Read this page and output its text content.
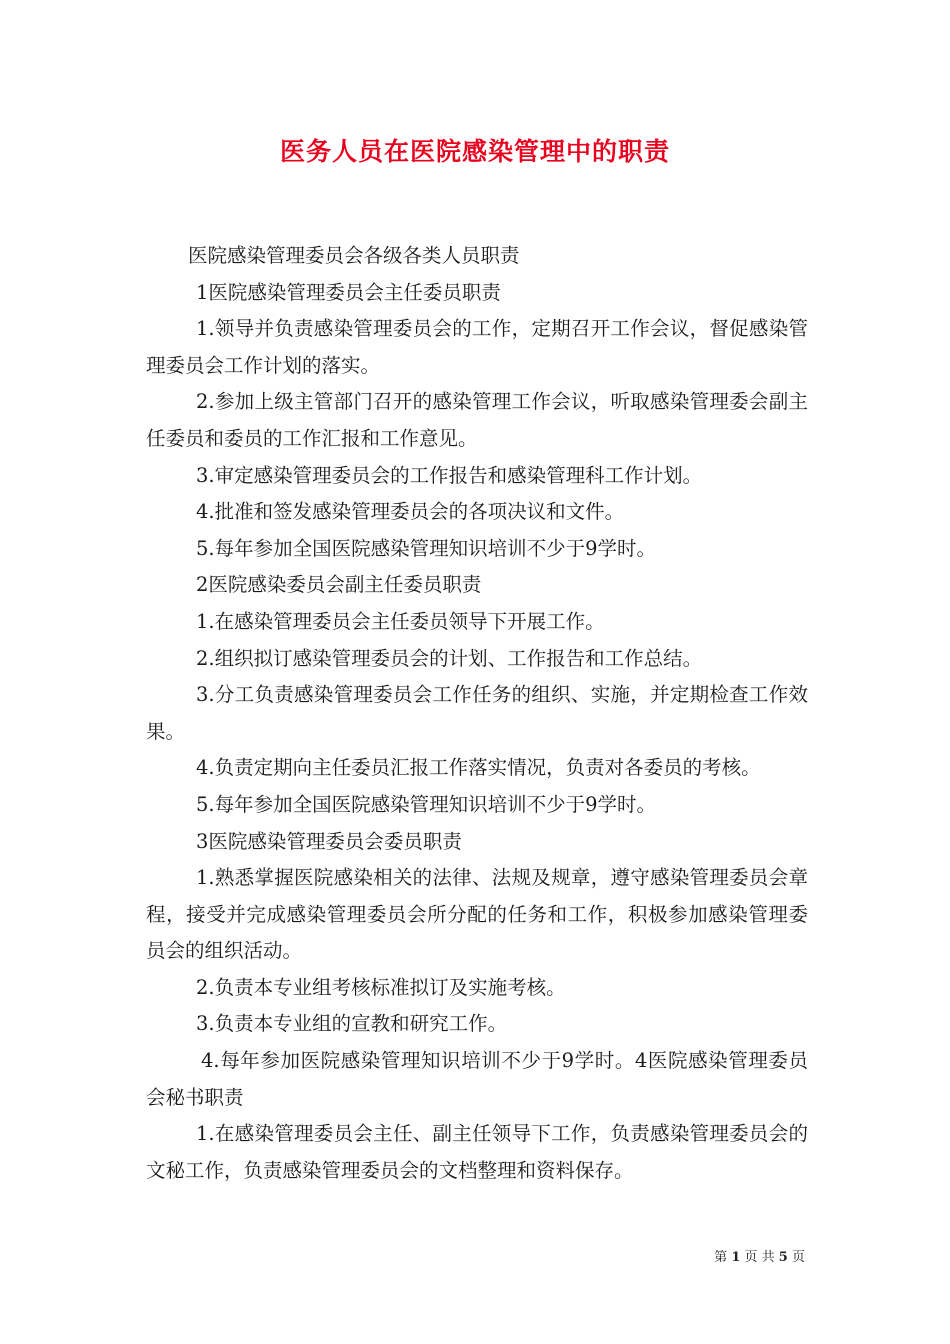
医务人员在医院感染管理中的职责

医院感染管理委员会各级各类人员职责

1医院感染管理委员会主任委员职责

1.领导并负责感染管理委员会的工作，定期召开工作会议，督促感染管理委员会工作计划的落实。

2.参加上级主管部门召开的感染管理工作会议，听取感染管理委会副主任委员和委员的工作汇报和工作意见。

3.审定感染管理委员会的工作报告和感染管理科工作计划。

4.批准和签发感染管理委员会的各项决议和文件。

5.每年参加全国医院感染管理知识培训不少于9学时。

2医院感染委员会副主任委员职责

1.在感染管理委员会主任委员领导下开展工作。

2.组织拟订感染管理委员会的计划、工作报告和工作总结。

3.分工负责感染管理委员会工作任务的组织、实施，并定期检查工作效果。

4.负责定期向主任委员汇报工作落实情况，负责对各委员的考核。

5.每年参加全国医院感染管理知识培训不少于9学时。

3医院感染管理委员会委员职责

1.熟悉掌握医院感染相关的法律、法规及规章，遵守感染管理委员会章程，接受并完成感染管理委员会所分配的任务和工作，积极参加感染管理委员会的组织活动。

2.负责本专业组考核标准拟订及实施考核。

3.负责本专业组的宣教和研究工作。

4.每年参加医院感染管理知识培训不少于9学时。4医院感染管理委员会秘书职责

1.在感染管理委员会主任、副主任领导下工作，负责感染管理委员会的文秘工作，负责感染管理委员会的文档整理和资料保存。

第 1 页 共 5 页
★ ★ ★ ★ ★
- _REQUIRED TASK_: Omitting all images, retype each line of the records precisely.

- _SOLUTION BELOW_:
Read this page and output its text content.
医务人员在医院感染管理中的职责

医院感染管理委员会各级各类人员职责

1医院感染管理委员会主任委员职责

1.领导并负责感染管理委员会的工作，定期召开工作会议，督促感染管理委员会工作计划的落实。

2.参加上级主管部门召开的感染管理工作会议，听取感染管理委会副主任委员和委员的工作汇报和工作意见。

3.审定感染管理委员会的工作报告和感染管理科工作计划。

4.批准和签发感染管理委员会的各项决议和文件。

5.每年参加全国医院感染管理知识培训不少于9学时。

2医院感染委员会副主任委员职责

1.在感染管理委员会主任委员领导下开展工作。

2.组织拟订感染管理委员会的计划、工作报告和工作总结。

3.分工负责感染管理委员会工作任务的组织、实施，并定期检查工作效果。

4.负责定期向主任委员汇报工作落实情况，负责对各委员的考核。

5.每年参加全国医院感染管理知识培训不少于9学时。

3医院感染管理委员会委员职责

1.熟悉掌握医院感染相关的法律、法规及规章，遵守感染管理委员会章程，接受并完成感染管理委员会所分配的任务和工作，积极参加感染管理委员会的组织活动。

2.负责本专业组考核标准拟订及实施考核。

3.负责本专业组的宣教和研究工作。

4.每年参加医院感染管理知识培训不少于9学时。4医院感染管理委员会秘书职责

1.在感染管理委员会主任、副主任领导下工作，负责感染管理委员会的文秘工作，负责感染管理委员会的文档整理和资料保存。

第 1 页 共 5 页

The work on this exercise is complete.